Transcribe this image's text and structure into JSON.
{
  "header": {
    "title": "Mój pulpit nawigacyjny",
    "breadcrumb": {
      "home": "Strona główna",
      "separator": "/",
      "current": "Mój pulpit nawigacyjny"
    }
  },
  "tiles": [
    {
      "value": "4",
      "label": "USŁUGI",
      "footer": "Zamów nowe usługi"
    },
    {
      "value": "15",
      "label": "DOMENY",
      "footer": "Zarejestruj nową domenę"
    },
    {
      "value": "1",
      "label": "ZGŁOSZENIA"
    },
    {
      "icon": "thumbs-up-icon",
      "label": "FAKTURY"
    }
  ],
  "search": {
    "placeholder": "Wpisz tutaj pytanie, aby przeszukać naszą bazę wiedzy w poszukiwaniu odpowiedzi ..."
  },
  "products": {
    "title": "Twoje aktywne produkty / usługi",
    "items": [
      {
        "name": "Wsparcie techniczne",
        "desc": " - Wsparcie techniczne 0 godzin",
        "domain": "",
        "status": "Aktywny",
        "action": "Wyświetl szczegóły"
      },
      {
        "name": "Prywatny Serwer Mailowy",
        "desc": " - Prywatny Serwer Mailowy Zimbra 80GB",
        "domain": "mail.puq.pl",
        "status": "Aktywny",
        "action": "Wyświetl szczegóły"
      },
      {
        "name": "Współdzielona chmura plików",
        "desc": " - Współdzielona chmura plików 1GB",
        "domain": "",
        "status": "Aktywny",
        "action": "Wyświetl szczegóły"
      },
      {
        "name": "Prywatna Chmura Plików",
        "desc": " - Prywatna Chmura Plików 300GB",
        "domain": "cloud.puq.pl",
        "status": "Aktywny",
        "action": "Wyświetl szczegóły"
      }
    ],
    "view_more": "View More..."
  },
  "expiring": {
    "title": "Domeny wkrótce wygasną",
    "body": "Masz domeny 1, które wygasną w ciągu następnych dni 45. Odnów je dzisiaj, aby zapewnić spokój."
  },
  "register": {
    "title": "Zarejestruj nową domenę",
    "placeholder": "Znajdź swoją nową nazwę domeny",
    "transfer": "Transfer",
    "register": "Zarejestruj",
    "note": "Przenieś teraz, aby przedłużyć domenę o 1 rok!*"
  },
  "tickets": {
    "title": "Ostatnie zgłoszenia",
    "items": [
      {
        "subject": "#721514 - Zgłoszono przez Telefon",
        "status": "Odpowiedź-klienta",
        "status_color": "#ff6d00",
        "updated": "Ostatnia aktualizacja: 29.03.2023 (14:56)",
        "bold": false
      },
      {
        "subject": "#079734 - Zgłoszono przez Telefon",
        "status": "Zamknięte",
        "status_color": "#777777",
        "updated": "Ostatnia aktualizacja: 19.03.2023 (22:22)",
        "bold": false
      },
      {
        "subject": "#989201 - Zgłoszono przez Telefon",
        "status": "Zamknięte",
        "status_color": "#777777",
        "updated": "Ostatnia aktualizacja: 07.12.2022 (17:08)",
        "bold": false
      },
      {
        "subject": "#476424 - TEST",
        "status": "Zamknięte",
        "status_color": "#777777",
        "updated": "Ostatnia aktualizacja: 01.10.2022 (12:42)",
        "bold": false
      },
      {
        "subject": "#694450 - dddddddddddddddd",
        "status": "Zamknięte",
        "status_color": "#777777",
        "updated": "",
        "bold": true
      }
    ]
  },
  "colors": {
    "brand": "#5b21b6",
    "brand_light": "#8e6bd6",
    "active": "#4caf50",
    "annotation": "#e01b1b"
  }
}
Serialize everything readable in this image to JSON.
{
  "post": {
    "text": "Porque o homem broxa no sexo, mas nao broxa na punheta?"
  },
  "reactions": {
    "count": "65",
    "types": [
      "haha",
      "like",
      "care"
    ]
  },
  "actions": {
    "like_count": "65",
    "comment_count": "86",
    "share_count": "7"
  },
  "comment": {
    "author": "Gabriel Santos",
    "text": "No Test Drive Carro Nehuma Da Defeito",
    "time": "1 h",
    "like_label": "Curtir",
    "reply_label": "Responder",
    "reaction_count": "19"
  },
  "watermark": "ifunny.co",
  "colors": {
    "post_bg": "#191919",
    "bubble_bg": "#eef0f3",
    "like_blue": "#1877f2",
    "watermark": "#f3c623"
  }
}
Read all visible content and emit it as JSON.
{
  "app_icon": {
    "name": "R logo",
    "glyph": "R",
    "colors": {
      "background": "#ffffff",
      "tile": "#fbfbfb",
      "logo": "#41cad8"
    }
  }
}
────────────────────
_DIRECTIVE_
Your task is to extract all of the records exactly.

_TASK RESPONSE_
Transcribe this image's text and structure into JSON.
{
  "header": {
    "title": "Mój pulpit nawigacyjny",
    "breadcrumb": {
      "home": "Strona główna",
      "separator": "/",
      "current": "Mój pulpit nawigacyjny"
    }
  },
  "tiles": [
    {
      "value": "4",
      "label": "USŁUGI",
      "footer": "Zamów nowe usługi"
    },
    {
      "value": "15",
      "label": "DOMENY",
      "footer": "Zarejestruj nową domenę"
    },
    {
      "value": "1",
      "label": "ZGŁOSZENIA"
    },
    {
      "icon": "thumbs-up-icon",
      "label": "FAKTURY"
    }
  ],
  "search": {
    "placeholder": "Wpisz tutaj pytanie, aby przeszukać naszą bazę wiedzy w poszukiwaniu odpowiedzi ..."
  },
  "products": {
    "title": "Twoje aktywne produkty / usługi",
    "items": [
      {
        "name": "Wsparcie techniczne",
        "desc": " - Wsparcie techniczne 0 godzin",
        "domain": "",
        "status": "Aktywny",
        "action": "Wyświetl szczegóły"
      },
      {
        "name": "Prywatny Serwer Mailowy",
        "desc": " - Prywatny Serwer Mailowy Zimbra 80GB",
        "domain": "mail.puq.pl",
        "status": "Aktywny",
        "action": "Wyświetl szczegóły"
      },
      {
        "name": "Współdzielona chmura plików",
        "desc": " - Współdzielona chmura plików 1GB",
        "domain": "",
        "status": "Aktywny",
        "action": "Wyświetl szczegóły"
      },
      {
        "name": "Prywatna Chmura Plików",
        "desc": " - Prywatna Chmura Plików 300GB",
        "domain": "cloud.puq.pl",
        "status": "Aktywny",
        "action": "Wyświetl szczegóły"
      }
    ],
    "view_more": "View More..."
  },
  "expiring": {
    "title": "Domeny wkrótce wygasną",
    "body": "Masz domeny 1, które wygasną w ciągu następnych dni 45. Odnów je dzisiaj, aby zapewnić spokój."
  },
  "register": {
    "title": "Zarejestruj nową domenę",
    "placeholder": "Znajdź swoją nową nazwę domeny",
    "transfer": "Transfer",
    "register": "Zarejestruj",
    "note": "Przenieś teraz, aby przedłużyć domenę o 1 rok!*"
  },
  "tickets": {
    "title": "Ostatnie zgłoszenia",
    "items": [
      {
        "subject": "#721514 - Zgłoszono przez Telefon",
        "status": "Odpowiedź-klienta",
        "status_color": "#ff6d00",
        "updated": "Ostatnia aktualizacja: 29.03.2023 (14:56)",
        "bold": false
      },
      {
        "subject": "#079734 - Zgłoszono przez Telefon",
        "status": "Zamknięte",
        "status_color": "#777777",
        "updated": "Ostatnia aktualizacja: 19.03.2023 (22:22)",
        "bold": false
      },
      {
        "subject": "#989201 - Zgłoszono przez Telefon",
        "status": "Zamknięte",
        "status_color": "#777777",
        "updated": "Ostatnia aktualizacja: 07.12.2022 (17:08)",
        "bold": false
      },
      {
        "subject": "#476424 - TEST",
        "status": "Zamknięte",
        "status_color": "#777777",
        "updated": "Ostatnia aktualizacja: 01.10.2022 (12:42)",
        "bold": false
      },
      {
        "subject": "#694450 - dddddddddddddddd",
        "status": "Zamknięte",
        "status_color": "#777777",
        "updated": "",
        "bold": true
      }
    ]
  },
  "colors": {
    "brand": "#5b21b6",
    "brand_light": "#8e6bd6",
    "active": "#4caf50",
    "annotation": "#e01b1b"
  }
}
Serialize everything readable in this image to JSON.
{
  "post": {
    "text": "Porque o homem broxa no sexo, mas nao broxa na punheta?"
  },
  "reactions": {
    "count": "65",
    "types": [
      "haha",
      "like",
      "care"
    ]
  },
  "actions": {
    "like_count": "65",
    "comment_count": "86",
    "share_count": "7"
  },
  "comment": {
    "author": "Gabriel Santos",
    "text": "No Test Drive Carro Nehuma Da Defeito",
    "time": "1 h",
    "like_label": "Curtir",
    "reply_label": "Responder",
    "reaction_count": "19"
  },
  "watermark": "ifunny.co",
  "colors": {
    "post_bg": "#191919",
    "bubble_bg": "#eef0f3",
    "like_blue": "#1877f2",
    "watermark": "#f3c623"
  }
}
Read all visible content and emit it as JSON.
{
  "app_icon": {
    "name": "R logo",
    "glyph": "R",
    "colors": {
      "background": "#ffffff",
      "tile": "#fbfbfb",
      "logo": "#41cad8"
    }
  }
}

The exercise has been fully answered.